BEGIN DATASET EXTRACT

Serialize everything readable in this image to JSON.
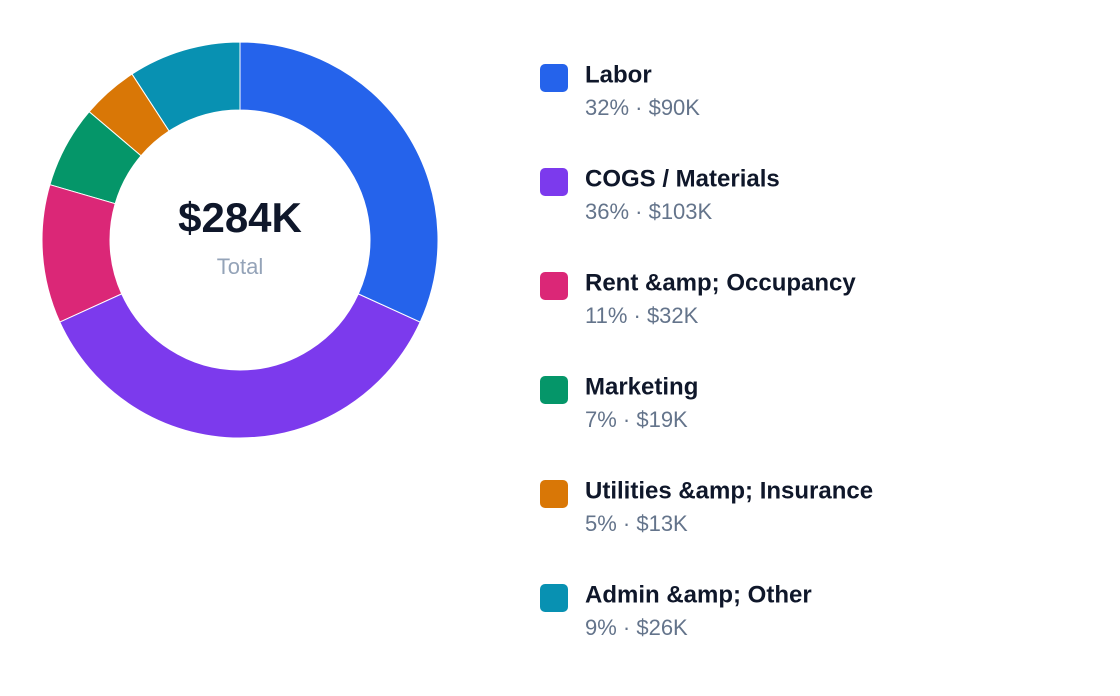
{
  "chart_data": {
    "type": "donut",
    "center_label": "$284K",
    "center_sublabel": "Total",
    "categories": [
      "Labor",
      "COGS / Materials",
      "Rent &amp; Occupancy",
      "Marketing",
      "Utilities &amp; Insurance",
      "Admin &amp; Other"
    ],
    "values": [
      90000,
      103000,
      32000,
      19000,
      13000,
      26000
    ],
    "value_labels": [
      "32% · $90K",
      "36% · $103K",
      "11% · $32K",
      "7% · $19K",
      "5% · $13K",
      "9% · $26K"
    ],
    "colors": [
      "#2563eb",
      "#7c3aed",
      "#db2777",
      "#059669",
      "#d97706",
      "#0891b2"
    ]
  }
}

END DATASET EXTRACT
BEGIN DATASET EXTRACT

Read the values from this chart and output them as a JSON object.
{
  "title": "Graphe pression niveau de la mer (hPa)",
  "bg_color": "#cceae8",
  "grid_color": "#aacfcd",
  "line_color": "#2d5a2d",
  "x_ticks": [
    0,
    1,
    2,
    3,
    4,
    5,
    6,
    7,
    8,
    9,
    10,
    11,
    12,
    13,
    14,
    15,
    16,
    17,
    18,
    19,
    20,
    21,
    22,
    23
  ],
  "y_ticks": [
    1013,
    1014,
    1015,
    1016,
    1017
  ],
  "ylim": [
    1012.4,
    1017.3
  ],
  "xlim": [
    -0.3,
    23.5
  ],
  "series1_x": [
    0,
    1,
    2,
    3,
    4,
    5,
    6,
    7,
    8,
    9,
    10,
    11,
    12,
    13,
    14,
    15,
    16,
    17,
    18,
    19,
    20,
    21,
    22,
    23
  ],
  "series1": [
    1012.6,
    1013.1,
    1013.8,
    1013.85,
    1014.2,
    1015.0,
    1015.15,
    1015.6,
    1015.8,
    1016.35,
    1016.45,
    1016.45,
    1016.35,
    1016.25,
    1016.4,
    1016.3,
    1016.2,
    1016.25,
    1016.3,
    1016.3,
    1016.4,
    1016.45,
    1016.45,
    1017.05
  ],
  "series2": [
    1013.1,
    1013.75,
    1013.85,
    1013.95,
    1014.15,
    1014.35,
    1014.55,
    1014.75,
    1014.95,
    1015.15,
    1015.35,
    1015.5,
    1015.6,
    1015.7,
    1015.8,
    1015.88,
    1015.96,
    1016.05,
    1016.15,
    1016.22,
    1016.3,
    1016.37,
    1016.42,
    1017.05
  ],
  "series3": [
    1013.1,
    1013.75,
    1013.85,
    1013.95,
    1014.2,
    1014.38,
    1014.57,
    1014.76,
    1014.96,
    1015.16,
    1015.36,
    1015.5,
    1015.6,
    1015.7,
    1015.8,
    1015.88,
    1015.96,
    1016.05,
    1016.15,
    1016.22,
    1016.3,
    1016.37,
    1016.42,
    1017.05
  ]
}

END DATASET EXTRACT

EXERCISE REQUIREMENTS: Lines that hold "values" are the ones to copy; find all of them.

ANSWER FOR THE TASK:
    "values": [
Read the values from this chart and output them as a JSON object.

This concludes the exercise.